#### Stated task
Update the listing below by replacing "Patent image size" with "Figure dimensions" wherever it occurs, leaving everything else unchanged.

#### Entries supplied
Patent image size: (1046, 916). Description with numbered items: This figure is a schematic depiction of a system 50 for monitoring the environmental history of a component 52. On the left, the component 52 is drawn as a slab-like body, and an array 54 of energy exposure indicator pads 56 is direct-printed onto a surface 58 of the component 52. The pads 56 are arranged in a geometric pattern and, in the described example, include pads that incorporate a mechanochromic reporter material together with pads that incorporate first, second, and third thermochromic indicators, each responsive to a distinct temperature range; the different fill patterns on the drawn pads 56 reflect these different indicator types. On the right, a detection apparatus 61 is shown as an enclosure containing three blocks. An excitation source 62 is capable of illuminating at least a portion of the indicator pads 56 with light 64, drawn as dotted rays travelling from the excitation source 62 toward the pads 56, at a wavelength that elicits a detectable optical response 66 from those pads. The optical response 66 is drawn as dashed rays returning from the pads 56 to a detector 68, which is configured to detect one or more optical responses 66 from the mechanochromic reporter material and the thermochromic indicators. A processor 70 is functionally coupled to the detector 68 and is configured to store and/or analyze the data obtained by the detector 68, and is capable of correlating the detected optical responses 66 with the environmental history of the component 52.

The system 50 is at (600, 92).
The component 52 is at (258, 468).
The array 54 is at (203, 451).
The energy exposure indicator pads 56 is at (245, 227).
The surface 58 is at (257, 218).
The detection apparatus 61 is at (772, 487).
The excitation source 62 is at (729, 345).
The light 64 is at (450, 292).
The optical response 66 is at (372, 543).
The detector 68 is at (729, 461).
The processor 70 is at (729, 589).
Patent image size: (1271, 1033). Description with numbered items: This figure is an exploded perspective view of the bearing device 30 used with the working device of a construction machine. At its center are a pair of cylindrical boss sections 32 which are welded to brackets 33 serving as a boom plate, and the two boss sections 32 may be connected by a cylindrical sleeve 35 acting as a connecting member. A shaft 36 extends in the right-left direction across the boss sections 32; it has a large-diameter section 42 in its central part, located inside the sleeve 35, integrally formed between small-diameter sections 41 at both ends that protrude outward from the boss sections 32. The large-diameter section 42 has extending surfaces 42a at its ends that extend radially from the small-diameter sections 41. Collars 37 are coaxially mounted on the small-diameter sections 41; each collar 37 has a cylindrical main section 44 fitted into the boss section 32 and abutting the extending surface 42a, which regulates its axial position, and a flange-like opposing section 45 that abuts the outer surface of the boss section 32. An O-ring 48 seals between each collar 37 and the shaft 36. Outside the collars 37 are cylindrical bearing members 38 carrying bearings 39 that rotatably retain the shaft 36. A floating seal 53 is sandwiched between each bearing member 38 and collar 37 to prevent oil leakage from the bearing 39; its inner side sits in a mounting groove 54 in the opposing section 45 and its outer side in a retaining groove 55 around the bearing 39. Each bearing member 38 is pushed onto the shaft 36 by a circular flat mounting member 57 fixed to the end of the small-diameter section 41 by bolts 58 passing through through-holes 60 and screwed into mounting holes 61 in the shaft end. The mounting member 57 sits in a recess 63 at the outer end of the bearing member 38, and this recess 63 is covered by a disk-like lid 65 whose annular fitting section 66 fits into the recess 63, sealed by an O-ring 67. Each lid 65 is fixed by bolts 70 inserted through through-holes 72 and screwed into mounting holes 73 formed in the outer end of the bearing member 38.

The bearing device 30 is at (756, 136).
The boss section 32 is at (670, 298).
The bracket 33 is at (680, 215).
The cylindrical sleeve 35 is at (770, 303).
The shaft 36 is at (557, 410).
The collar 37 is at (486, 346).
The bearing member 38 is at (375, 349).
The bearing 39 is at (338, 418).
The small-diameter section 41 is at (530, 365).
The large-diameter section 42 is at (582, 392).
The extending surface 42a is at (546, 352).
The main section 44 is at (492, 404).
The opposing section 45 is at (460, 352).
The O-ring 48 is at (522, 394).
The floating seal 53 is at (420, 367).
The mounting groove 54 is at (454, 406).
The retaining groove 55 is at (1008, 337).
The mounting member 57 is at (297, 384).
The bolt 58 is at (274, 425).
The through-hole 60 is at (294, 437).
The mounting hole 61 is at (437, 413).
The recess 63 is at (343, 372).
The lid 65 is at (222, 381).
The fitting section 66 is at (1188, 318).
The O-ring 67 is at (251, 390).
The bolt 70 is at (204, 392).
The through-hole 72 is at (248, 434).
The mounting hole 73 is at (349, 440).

#### Result below
Figure dimensions: (1046, 916). Description with numbered items: This figure is a schematic depiction of a system 50 for monitoring the environmental history of a component 52. On the left, the component 52 is drawn as a slab-like body, and an array 54 of energy exposure indicator pads 56 is direct-printed onto a surface 58 of the component 52. The pads 56 are arranged in a geometric pattern and, in the described example, include pads that incorporate a mechanochromic reporter material together with pads that incorporate first, second, and third thermochromic indicators, each responsive to a distinct temperature range; the different fill patterns on the drawn pads 56 reflect these different indicator types. On the right, a detection apparatus 61 is shown as an enclosure containing three blocks. An excitation source 62 is capable of illuminating at least a portion of the indicator pads 56 with light 64, drawn as dotted rays travelling from the excitation source 62 toward the pads 56, at a wavelength that elicits a detectable optical response 66 from those pads. The optical response 66 is drawn as dashed rays returning from the pads 56 to a detector 68, which is configured to detect one or more optical responses 66 from the mechanochromic reporter material and the thermochromic indicators. A processor 70 is functionally coupled to the detector 68 and is configured to store and/or analyze the data obtained by the detector 68, and is capable of correlating the detected optical responses 66 with the environmental history of the component 52.

The system 50 is at (600, 92).
The component 52 is at (258, 468).
The array 54 is at (203, 451).
The energy exposure indicator pads 56 is at (245, 227).
The surface 58 is at (257, 218).
The detection apparatus 61 is at (772, 487).
The excitation source 62 is at (729, 345).
The light 64 is at (450, 292).
The optical response 66 is at (372, 543).
The detector 68 is at (729, 461).
The processor 70 is at (729, 589).
Figure dimensions: (1271, 1033). Description with numbered items: This figure is an exploded perspective view of the bearing device 30 used with the working device of a construction machine. At its center are a pair of cylindrical boss sections 32 which are welded to brackets 33 serving as a boom plate, and the two boss sections 32 may be connected by a cylindrical sleeve 35 acting as a connecting member. A shaft 36 extends in the right-left direction across the boss sections 32; it has a large-diameter section 42 in its central part, located inside the sleeve 35, integrally formed between small-diameter sections 41 at both ends that protrude outward from the boss sections 32. The large-diameter section 42 has extending surfaces 42a at its ends that extend radially from the small-diameter sections 41. Collars 37 are coaxially mounted on the small-diameter sections 41; each collar 37 has a cylindrical main section 44 fitted into the boss section 32 and abutting the extending surface 42a, which regulates its axial position, and a flange-like opposing section 45 that abuts the outer surface of the boss section 32. An O-ring 48 seals between each collar 37 and the shaft 36. Outside the collars 37 are cylindrical bearing members 38 carrying bearings 39 that rotatably retain the shaft 36. A floating seal 53 is sandwiched between each bearing member 38 and collar 37 to prevent oil leakage from the bearing 39; its inner side sits in a mounting groove 54 in the opposing section 45 and its outer side in a retaining groove 55 around the bearing 39. Each bearing member 38 is pushed onto the shaft 36 by a circular flat mounting member 57 fixed to the end of the small-diameter section 41 by bolts 58 passing through through-holes 60 and screwed into mounting holes 61 in the shaft end. The mounting member 57 sits in a recess 63 at the outer end of the bearing member 38, and this recess 63 is covered by a disk-like lid 65 whose annular fitting section 66 fits into the recess 63, sealed by an O-ring 67. Each lid 65 is fixed by bolts 70 inserted through through-holes 72 and screwed into mounting holes 73 formed in the outer end of the bearing member 38.

The bearing device 30 is at (756, 136).
The boss section 32 is at (670, 298).
The bracket 33 is at (680, 215).
The cylindrical sleeve 35 is at (770, 303).
The shaft 36 is at (557, 410).
The collar 37 is at (486, 346).
The bearing member 38 is at (375, 349).
The bearing 39 is at (338, 418).
The small-diameter section 41 is at (530, 365).
The large-diameter section 42 is at (582, 392).
The extending surface 42a is at (546, 352).
The main section 44 is at (492, 404).
The opposing section 45 is at (460, 352).
The O-ring 48 is at (522, 394).
The floating seal 53 is at (420, 367).
The mounting groove 54 is at (454, 406).
The retaining groove 55 is at (1008, 337).
The mounting member 57 is at (297, 384).
The bolt 58 is at (274, 425).
The through-hole 60 is at (294, 437).
The mounting hole 61 is at (437, 413).
The recess 63 is at (343, 372).
The lid 65 is at (222, 381).
The fitting section 66 is at (1188, 318).
The O-ring 67 is at (251, 390).
The bolt 70 is at (204, 392).
The through-hole 72 is at (248, 434).
The mounting hole 73 is at (349, 440).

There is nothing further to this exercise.